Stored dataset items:
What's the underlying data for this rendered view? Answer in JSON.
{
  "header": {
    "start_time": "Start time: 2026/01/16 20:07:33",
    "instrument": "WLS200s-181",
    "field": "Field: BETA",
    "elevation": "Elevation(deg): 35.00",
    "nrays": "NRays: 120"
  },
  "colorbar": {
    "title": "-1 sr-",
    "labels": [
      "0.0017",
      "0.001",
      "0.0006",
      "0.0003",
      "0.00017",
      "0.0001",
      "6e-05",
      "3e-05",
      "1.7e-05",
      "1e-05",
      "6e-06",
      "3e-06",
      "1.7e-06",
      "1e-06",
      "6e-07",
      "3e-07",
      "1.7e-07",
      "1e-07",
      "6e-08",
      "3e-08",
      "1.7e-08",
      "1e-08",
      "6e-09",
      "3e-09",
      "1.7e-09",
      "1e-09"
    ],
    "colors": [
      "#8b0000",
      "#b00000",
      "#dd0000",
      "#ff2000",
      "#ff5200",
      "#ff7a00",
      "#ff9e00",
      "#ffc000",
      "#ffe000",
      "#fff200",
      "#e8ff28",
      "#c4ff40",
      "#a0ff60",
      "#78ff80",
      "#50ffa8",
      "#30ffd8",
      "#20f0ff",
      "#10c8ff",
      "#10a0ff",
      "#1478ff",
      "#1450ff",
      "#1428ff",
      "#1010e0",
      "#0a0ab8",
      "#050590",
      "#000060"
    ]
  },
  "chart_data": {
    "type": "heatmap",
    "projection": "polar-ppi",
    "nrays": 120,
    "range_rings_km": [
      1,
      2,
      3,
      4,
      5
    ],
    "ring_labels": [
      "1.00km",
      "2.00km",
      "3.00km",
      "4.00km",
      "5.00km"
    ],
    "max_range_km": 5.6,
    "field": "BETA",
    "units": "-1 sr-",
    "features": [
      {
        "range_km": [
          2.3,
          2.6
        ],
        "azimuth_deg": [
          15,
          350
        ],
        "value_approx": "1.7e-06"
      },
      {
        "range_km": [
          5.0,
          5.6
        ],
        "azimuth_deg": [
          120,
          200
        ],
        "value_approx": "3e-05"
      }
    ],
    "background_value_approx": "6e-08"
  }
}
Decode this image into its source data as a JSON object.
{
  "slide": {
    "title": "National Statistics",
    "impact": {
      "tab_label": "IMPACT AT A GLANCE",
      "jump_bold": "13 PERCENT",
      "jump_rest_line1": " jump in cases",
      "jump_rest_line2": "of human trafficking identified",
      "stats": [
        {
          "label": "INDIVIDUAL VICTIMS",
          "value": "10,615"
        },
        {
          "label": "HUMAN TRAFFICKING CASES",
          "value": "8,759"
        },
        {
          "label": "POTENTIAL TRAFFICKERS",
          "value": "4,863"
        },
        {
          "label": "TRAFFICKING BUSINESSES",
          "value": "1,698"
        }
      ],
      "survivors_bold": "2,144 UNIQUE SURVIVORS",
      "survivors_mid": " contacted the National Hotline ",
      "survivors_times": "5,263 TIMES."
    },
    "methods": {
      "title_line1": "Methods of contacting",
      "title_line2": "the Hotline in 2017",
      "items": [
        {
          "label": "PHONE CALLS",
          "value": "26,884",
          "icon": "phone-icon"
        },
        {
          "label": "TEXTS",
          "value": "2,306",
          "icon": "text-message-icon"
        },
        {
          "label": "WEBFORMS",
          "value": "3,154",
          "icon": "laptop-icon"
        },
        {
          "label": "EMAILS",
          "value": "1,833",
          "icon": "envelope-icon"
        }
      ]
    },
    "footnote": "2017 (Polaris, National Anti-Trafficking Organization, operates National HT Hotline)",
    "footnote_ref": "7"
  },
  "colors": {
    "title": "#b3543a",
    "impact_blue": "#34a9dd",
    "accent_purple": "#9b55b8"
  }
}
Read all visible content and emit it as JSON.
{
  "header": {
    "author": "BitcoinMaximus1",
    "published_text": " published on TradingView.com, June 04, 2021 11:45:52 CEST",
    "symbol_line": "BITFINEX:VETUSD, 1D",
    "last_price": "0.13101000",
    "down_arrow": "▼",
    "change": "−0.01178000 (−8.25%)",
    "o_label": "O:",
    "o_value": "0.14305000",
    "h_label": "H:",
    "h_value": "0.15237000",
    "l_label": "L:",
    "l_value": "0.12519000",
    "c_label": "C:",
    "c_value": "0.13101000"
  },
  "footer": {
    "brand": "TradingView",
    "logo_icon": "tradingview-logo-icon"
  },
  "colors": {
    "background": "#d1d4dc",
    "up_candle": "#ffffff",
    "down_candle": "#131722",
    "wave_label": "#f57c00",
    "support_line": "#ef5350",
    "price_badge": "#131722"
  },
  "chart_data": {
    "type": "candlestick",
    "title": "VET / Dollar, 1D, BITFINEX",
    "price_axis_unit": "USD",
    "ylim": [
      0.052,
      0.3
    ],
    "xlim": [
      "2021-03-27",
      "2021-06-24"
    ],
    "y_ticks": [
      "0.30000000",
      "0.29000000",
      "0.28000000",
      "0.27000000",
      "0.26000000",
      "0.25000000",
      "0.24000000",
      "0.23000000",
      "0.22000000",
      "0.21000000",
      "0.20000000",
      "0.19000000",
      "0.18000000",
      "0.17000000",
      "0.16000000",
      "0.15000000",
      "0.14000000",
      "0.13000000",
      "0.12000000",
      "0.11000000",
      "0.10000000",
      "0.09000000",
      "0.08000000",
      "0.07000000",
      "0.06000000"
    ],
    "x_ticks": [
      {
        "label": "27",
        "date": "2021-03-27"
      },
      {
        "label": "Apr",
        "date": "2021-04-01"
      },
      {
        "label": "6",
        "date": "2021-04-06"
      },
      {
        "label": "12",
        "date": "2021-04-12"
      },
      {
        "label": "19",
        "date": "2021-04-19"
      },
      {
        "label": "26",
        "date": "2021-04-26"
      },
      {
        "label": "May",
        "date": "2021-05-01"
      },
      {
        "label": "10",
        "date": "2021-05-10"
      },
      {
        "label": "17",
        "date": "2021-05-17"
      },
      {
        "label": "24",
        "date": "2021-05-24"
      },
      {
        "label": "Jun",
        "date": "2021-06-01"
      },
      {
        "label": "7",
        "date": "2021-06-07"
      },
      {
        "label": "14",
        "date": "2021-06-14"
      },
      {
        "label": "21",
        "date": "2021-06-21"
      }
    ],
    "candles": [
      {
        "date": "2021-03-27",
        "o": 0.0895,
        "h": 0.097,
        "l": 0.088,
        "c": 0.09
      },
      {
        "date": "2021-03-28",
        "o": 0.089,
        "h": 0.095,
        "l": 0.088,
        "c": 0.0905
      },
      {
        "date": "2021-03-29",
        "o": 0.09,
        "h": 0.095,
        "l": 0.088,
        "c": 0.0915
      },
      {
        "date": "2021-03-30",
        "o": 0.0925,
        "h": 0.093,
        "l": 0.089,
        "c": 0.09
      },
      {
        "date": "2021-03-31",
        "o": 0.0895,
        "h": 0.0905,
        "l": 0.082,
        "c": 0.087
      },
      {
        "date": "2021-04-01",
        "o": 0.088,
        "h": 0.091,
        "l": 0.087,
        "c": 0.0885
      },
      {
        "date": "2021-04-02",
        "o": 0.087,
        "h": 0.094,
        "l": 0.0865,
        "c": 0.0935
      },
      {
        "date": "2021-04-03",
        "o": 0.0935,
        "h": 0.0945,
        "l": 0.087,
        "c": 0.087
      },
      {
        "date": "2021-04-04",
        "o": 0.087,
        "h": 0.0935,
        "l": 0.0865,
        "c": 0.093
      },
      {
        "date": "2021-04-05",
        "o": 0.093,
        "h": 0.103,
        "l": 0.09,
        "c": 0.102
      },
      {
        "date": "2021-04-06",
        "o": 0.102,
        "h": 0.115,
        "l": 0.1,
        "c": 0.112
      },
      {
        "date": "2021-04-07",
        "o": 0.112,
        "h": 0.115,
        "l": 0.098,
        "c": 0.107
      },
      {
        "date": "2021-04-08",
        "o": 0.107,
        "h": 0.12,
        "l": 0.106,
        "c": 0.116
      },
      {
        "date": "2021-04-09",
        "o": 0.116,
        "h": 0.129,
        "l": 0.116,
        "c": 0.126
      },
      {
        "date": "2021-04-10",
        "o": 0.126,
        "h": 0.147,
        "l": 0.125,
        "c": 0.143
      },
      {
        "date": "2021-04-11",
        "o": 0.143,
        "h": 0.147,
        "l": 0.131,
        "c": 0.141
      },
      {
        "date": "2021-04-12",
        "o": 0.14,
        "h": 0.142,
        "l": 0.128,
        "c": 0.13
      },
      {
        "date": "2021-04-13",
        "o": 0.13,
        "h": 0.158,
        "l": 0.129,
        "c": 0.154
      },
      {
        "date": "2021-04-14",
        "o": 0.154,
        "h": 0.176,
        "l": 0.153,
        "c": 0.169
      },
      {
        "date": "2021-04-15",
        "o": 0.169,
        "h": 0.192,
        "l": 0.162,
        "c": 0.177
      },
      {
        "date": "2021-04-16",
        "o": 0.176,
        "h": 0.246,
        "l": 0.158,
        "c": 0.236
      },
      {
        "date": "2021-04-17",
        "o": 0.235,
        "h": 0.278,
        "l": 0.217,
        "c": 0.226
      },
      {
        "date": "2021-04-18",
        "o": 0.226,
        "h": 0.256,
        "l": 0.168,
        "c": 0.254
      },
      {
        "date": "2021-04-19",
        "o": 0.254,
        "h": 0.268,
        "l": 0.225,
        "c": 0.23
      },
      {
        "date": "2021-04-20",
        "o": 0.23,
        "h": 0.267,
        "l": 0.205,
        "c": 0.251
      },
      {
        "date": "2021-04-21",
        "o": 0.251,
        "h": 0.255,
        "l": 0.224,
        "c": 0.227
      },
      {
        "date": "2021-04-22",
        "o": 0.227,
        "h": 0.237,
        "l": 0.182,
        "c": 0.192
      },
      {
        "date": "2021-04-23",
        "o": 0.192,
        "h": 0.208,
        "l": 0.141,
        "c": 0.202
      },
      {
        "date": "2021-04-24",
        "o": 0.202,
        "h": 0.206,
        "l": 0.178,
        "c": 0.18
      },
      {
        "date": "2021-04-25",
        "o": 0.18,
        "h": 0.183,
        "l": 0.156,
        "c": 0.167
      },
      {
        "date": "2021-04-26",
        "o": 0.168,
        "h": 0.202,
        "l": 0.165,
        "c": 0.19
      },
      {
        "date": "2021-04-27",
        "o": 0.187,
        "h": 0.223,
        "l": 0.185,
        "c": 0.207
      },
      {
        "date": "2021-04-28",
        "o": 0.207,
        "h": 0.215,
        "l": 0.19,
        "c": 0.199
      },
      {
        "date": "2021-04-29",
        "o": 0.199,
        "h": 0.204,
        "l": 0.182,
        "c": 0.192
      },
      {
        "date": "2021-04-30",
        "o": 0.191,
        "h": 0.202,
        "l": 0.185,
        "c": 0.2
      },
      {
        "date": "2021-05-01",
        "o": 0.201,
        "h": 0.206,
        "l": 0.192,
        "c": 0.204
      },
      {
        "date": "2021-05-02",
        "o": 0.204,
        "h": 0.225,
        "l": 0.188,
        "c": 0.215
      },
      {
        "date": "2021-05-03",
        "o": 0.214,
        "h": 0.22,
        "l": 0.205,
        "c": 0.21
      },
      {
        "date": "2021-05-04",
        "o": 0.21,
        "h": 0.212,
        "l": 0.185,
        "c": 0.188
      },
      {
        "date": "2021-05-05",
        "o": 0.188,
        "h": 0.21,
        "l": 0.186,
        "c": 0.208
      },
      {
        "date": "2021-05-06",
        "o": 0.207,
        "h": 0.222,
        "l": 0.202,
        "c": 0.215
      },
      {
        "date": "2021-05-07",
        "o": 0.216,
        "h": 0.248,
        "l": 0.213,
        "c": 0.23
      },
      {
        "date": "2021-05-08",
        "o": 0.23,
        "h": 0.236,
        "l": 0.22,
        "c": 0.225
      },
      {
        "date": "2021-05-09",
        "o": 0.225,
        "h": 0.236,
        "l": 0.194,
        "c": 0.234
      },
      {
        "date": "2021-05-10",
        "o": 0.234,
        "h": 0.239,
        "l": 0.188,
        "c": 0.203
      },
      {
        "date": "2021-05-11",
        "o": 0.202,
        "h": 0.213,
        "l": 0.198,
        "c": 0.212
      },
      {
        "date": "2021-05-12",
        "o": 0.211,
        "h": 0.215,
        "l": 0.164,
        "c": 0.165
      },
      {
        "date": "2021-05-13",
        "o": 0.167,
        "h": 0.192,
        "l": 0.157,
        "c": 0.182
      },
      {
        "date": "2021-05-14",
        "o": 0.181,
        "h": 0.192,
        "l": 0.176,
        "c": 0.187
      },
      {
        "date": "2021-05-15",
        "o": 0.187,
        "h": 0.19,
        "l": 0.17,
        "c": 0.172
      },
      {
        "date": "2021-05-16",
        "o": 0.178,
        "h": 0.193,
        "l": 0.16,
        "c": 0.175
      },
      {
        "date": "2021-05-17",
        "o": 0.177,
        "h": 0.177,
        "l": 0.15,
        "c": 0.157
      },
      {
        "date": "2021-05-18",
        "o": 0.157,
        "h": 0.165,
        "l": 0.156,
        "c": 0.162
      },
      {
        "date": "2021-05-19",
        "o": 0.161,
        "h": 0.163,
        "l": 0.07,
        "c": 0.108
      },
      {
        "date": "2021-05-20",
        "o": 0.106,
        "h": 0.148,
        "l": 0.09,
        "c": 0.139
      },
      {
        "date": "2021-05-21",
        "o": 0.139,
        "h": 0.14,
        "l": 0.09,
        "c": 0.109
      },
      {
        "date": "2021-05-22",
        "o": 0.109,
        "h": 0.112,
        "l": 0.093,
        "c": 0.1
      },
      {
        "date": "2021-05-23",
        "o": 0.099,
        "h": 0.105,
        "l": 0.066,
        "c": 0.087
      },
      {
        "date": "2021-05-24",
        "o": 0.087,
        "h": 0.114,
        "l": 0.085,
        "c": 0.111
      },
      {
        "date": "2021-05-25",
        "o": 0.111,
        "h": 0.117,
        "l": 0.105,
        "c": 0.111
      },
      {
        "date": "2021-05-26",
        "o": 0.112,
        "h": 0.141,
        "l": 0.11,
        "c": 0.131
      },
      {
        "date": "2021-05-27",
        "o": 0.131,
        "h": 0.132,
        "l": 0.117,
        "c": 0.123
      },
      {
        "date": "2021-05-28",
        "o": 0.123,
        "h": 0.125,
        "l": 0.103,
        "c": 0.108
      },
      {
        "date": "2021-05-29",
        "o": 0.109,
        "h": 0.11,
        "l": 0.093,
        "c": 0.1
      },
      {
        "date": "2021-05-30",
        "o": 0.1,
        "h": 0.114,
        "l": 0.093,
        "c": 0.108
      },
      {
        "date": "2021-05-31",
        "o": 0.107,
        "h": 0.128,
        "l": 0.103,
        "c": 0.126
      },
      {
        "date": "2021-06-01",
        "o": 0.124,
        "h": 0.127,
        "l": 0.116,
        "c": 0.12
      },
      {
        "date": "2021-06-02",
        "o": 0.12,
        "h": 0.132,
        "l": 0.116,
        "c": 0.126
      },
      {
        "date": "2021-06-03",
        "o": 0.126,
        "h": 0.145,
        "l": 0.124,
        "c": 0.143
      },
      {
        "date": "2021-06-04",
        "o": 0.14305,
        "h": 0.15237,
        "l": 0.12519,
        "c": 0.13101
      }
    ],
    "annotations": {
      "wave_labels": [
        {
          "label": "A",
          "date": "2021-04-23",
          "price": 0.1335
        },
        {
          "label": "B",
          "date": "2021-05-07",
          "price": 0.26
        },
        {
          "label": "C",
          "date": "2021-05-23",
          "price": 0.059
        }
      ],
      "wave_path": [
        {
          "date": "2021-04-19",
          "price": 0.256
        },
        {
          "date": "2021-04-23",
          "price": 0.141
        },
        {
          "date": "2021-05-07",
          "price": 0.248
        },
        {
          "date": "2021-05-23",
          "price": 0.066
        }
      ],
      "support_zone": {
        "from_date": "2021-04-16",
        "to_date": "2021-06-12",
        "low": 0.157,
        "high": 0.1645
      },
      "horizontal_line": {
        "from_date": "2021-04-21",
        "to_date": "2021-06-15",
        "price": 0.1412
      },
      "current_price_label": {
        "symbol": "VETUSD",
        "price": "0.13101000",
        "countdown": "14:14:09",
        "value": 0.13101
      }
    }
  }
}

(Task objective) Look through the entries above. Extract each line with the word "JSON".

(Answer to this problem)
What's the underlying data for this rendered view? Answer in JSON.
Decode this image into its source data as a JSON object.
Read all visible content and emit it as JSON.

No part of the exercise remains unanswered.